Instructions to follow
Comb the records below for the string "DISLOCATIONS" and copy each line where it turns up.

Records shown
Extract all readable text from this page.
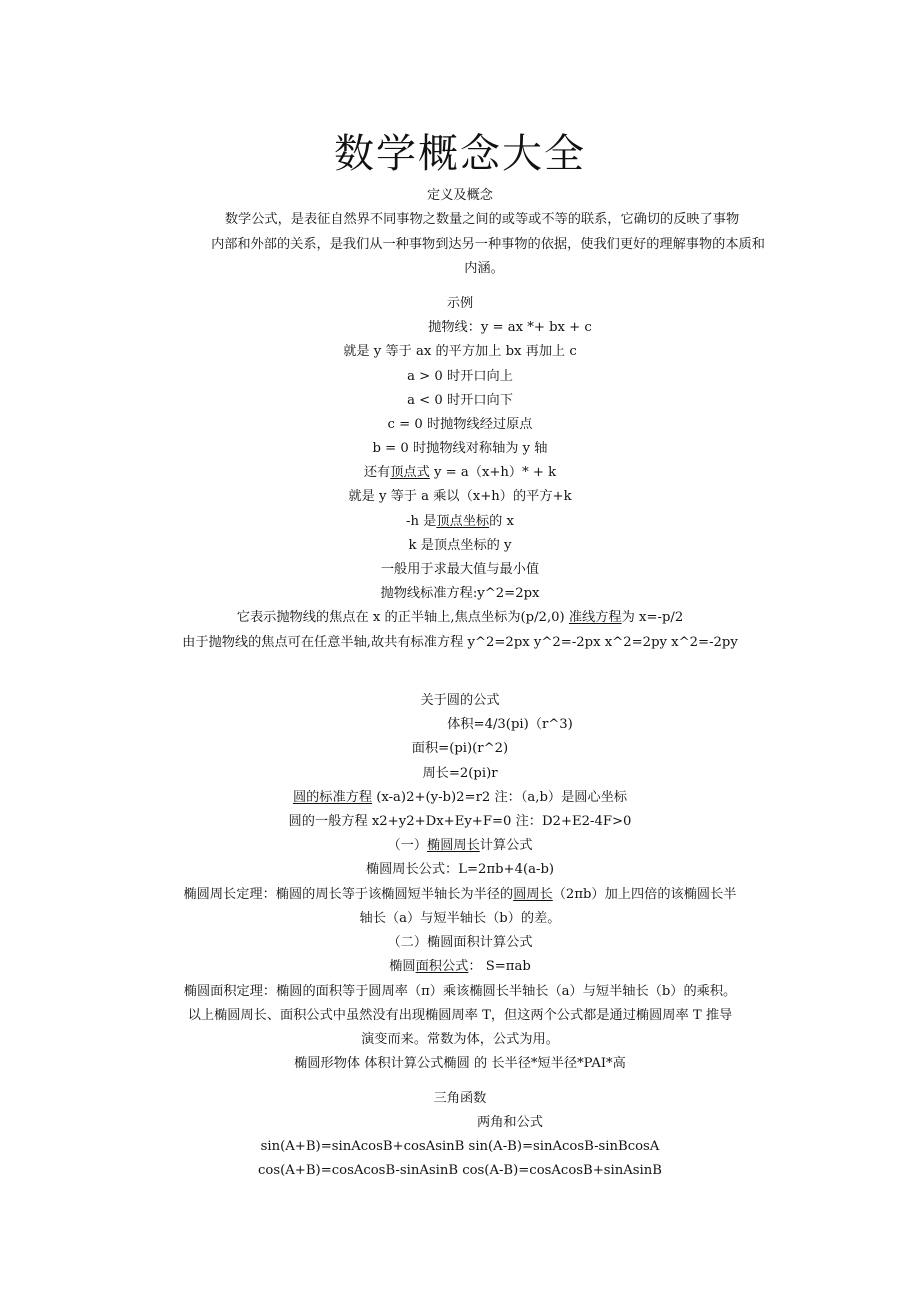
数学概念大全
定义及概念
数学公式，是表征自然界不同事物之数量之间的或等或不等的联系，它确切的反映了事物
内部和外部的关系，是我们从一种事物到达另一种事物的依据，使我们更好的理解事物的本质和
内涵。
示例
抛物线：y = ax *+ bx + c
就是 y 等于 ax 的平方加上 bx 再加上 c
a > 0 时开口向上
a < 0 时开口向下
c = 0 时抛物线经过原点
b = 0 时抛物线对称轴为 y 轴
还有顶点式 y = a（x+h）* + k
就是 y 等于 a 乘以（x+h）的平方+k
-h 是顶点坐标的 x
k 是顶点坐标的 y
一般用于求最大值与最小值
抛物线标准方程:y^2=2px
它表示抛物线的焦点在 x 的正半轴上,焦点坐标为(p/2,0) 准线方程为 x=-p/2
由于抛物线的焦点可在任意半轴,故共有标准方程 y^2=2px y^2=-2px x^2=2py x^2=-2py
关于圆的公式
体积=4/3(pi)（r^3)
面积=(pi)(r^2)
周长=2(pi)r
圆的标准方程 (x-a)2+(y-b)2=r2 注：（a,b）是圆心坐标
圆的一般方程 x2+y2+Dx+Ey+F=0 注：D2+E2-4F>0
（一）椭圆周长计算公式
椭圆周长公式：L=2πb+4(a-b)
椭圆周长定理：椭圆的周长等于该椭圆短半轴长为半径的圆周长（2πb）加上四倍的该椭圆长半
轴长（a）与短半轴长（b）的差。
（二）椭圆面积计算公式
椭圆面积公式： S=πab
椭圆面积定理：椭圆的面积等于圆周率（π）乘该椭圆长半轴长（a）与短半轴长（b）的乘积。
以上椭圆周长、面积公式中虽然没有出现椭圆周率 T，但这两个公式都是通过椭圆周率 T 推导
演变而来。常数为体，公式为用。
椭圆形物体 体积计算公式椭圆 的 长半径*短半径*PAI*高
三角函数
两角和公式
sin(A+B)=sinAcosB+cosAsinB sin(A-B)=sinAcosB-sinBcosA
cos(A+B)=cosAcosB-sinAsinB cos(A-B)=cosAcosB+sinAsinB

---

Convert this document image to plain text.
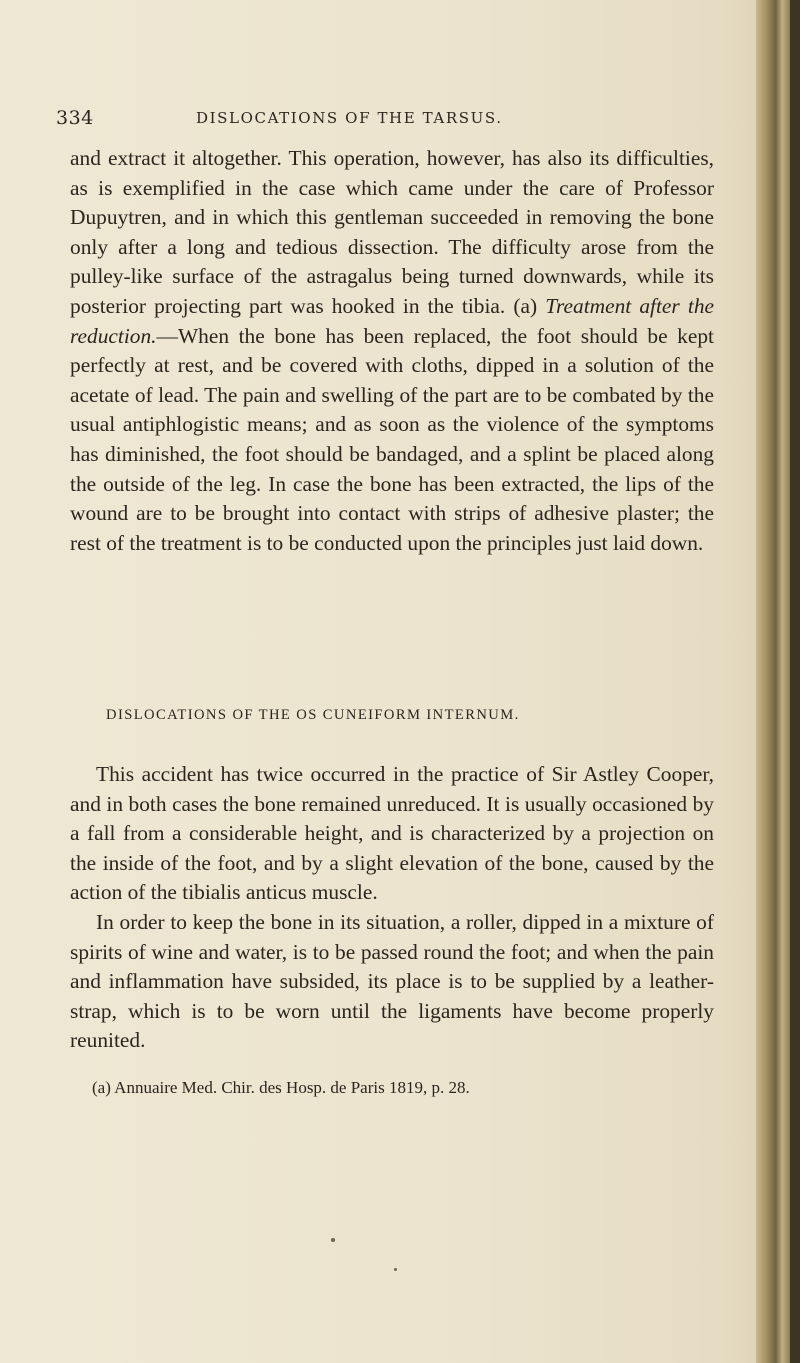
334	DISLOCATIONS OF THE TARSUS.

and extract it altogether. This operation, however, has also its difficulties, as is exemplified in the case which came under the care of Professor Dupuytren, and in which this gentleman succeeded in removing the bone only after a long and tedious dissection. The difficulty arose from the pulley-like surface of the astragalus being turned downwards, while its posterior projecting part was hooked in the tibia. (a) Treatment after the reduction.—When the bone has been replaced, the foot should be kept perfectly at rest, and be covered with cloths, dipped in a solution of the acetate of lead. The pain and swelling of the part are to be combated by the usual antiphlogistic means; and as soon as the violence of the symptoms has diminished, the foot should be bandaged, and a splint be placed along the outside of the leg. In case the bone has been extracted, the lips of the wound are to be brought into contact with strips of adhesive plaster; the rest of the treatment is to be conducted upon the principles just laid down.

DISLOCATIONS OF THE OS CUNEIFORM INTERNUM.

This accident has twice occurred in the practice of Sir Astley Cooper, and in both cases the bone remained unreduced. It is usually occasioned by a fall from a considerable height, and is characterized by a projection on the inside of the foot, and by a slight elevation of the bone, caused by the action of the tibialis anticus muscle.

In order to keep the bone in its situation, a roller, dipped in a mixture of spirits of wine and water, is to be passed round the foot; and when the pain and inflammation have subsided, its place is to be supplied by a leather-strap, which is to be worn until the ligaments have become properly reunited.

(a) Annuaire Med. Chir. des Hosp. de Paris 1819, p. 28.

In response
334	DISLOCATIONS OF THE TARSUS.
DISLOCATIONS OF THE OS CUNEIFORM INTERNUM.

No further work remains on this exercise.